**What to work on**
Wherever the string "icon" appears, copy the whole line.

** start of Given records **

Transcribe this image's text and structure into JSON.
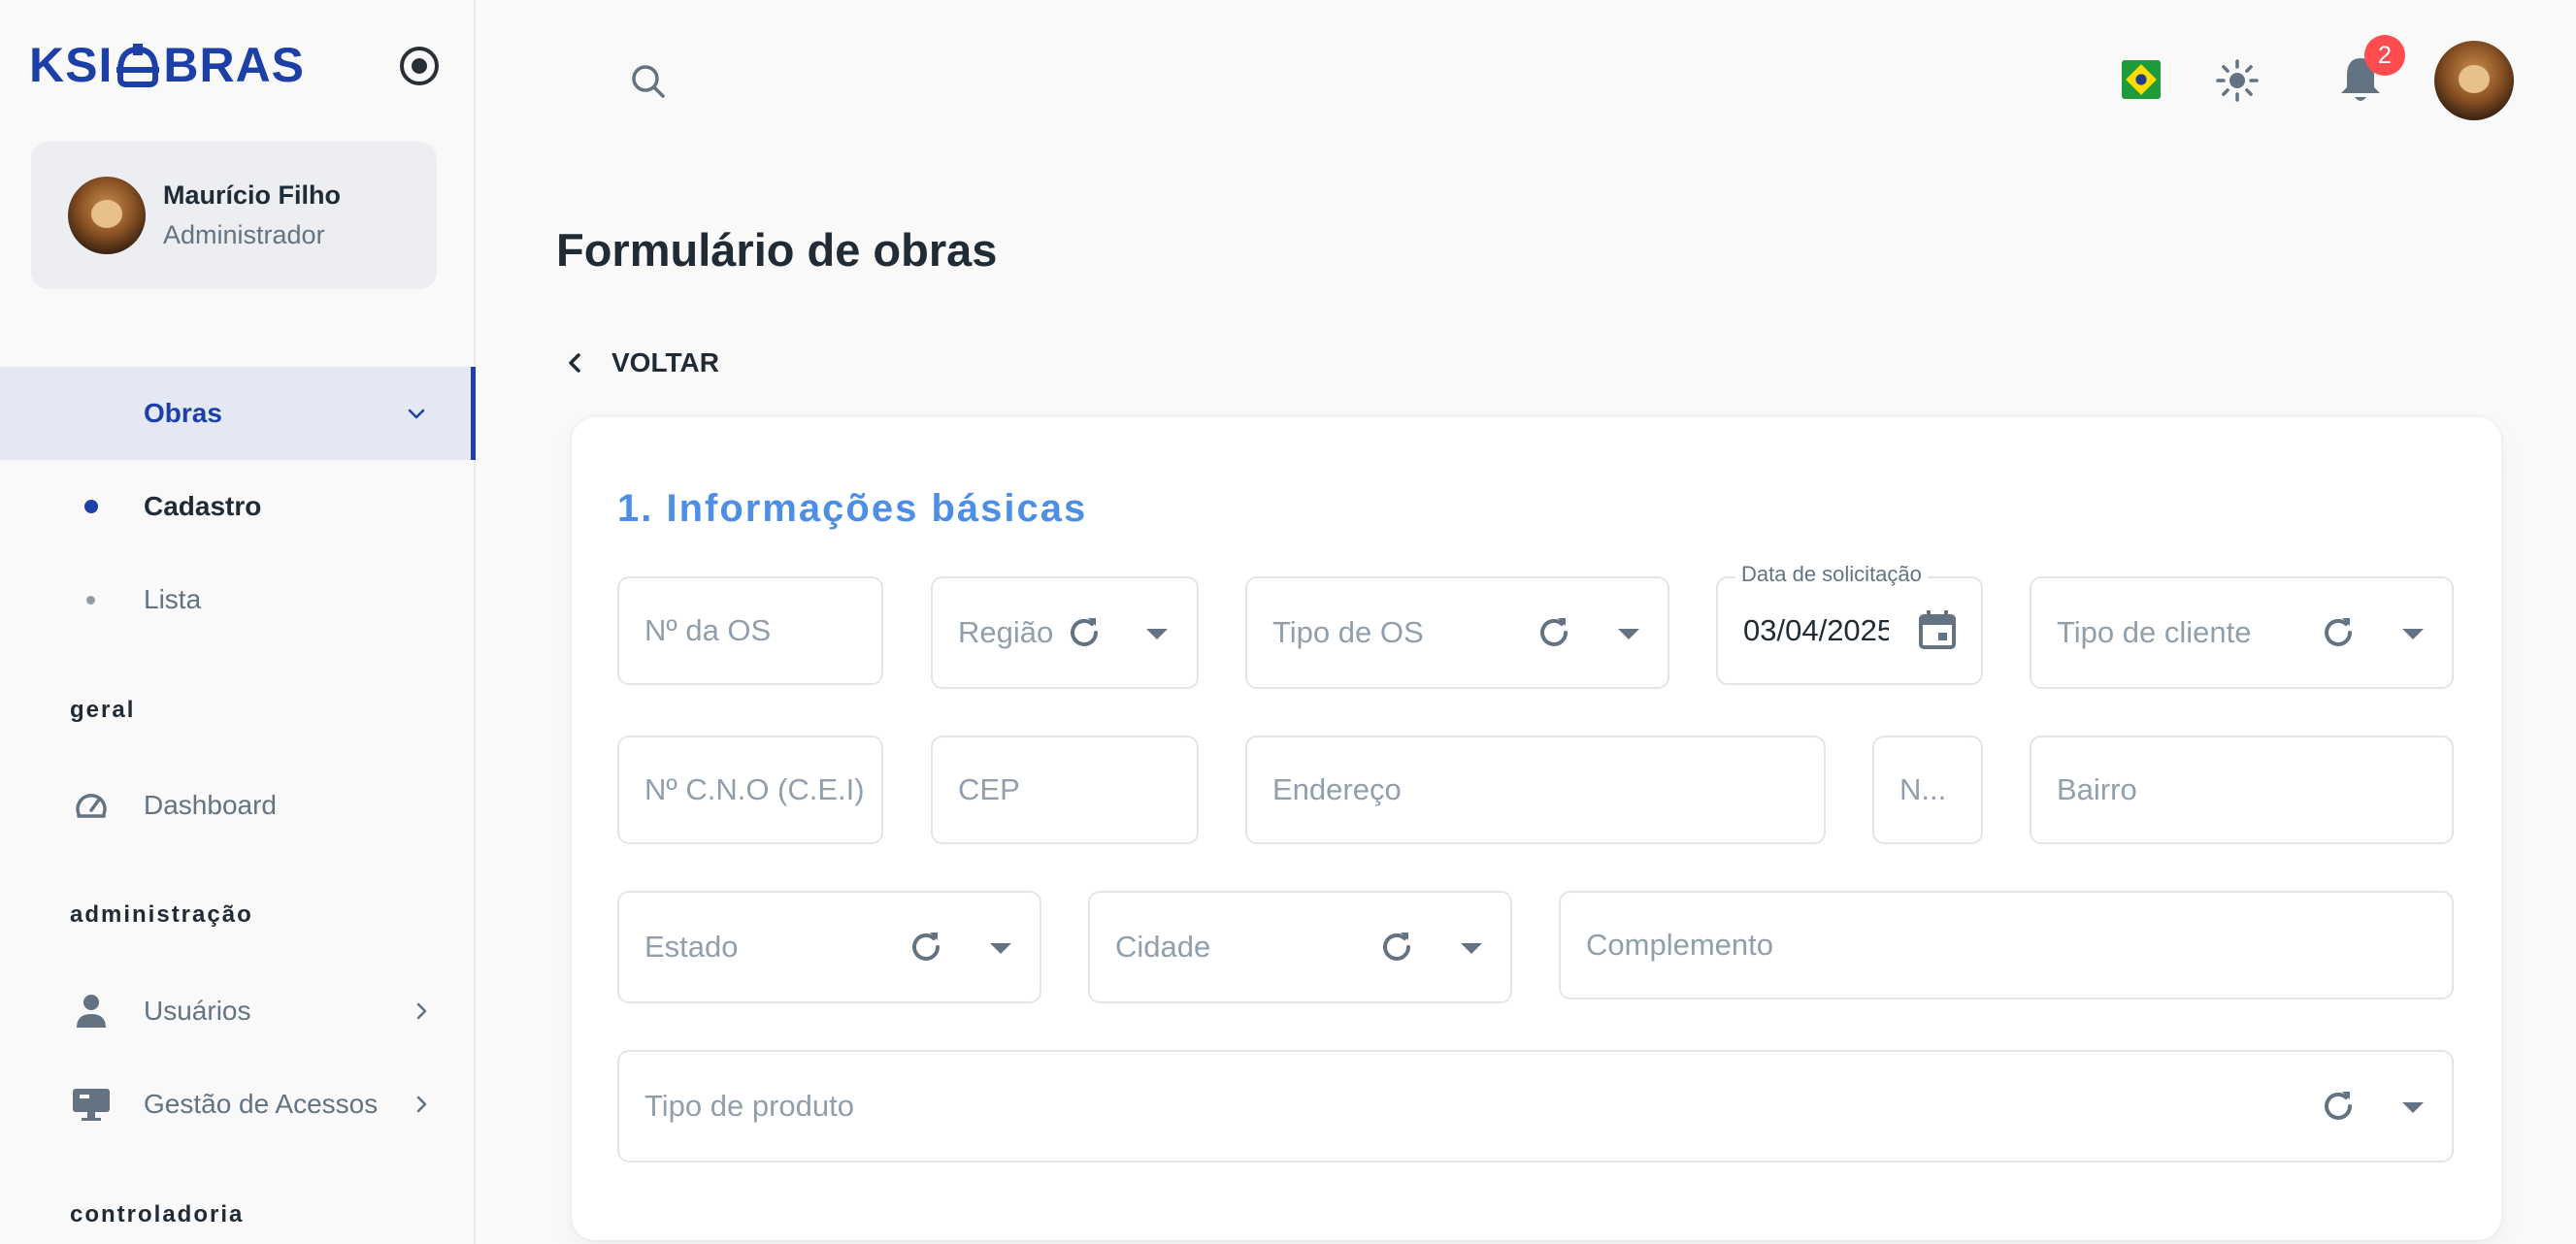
{
  "brand": {
    "logo_left": "KSI",
    "logo_right": "BRAS",
    "accent": "#1d3fa8"
  },
  "user": {
    "name": "Maurício Filho",
    "role": "Administrador"
  },
  "sidebar": {
    "items": [
      {
        "label": "Obras",
        "active": true
      },
      {
        "label": "Cadastro",
        "selected": true
      },
      {
        "label": "Lista"
      }
    ],
    "sections": [
      {
        "title": "geral",
        "items": [
          {
            "label": "Dashboard",
            "icon": "dashboard-icon"
          }
        ]
      },
      {
        "title": "administração",
        "items": [
          {
            "label": "Usuários",
            "icon": "user-icon"
          },
          {
            "label": "Gestão de Acessos",
            "icon": "monitor-icon"
          }
        ]
      },
      {
        "title": "controladoria"
      }
    ]
  },
  "header": {
    "notifications_count": "2",
    "language_flag": "brazil-flag-icon"
  },
  "main": {
    "title": "Formulário de obras",
    "back_label": "VOLTAR",
    "section_title": "1. Informações básicas",
    "fields": {
      "os_number": "Nº da OS",
      "regiao": "Região",
      "tipo_os": "Tipo de OS",
      "data_label": "Data de solicitação",
      "data_value": "03/04/2025",
      "tipo_cliente": "Tipo de cliente",
      "cno": "Nº C.N.O (C.E.I)",
      "cep": "CEP",
      "endereco": "Endereço",
      "numero": "N...",
      "bairro": "Bairro",
      "estado": "Estado",
      "cidade": "Cidade",
      "complemento": "Complemento",
      "tipo_produto": "Tipo de produto"
    }
  }
}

** end of Given records **

**Output of the task**
            "icon": "dashboard-icon"
            "icon": "user-icon"
            "icon": "monitor-icon"
    "language_flag": "brazil-flag-icon"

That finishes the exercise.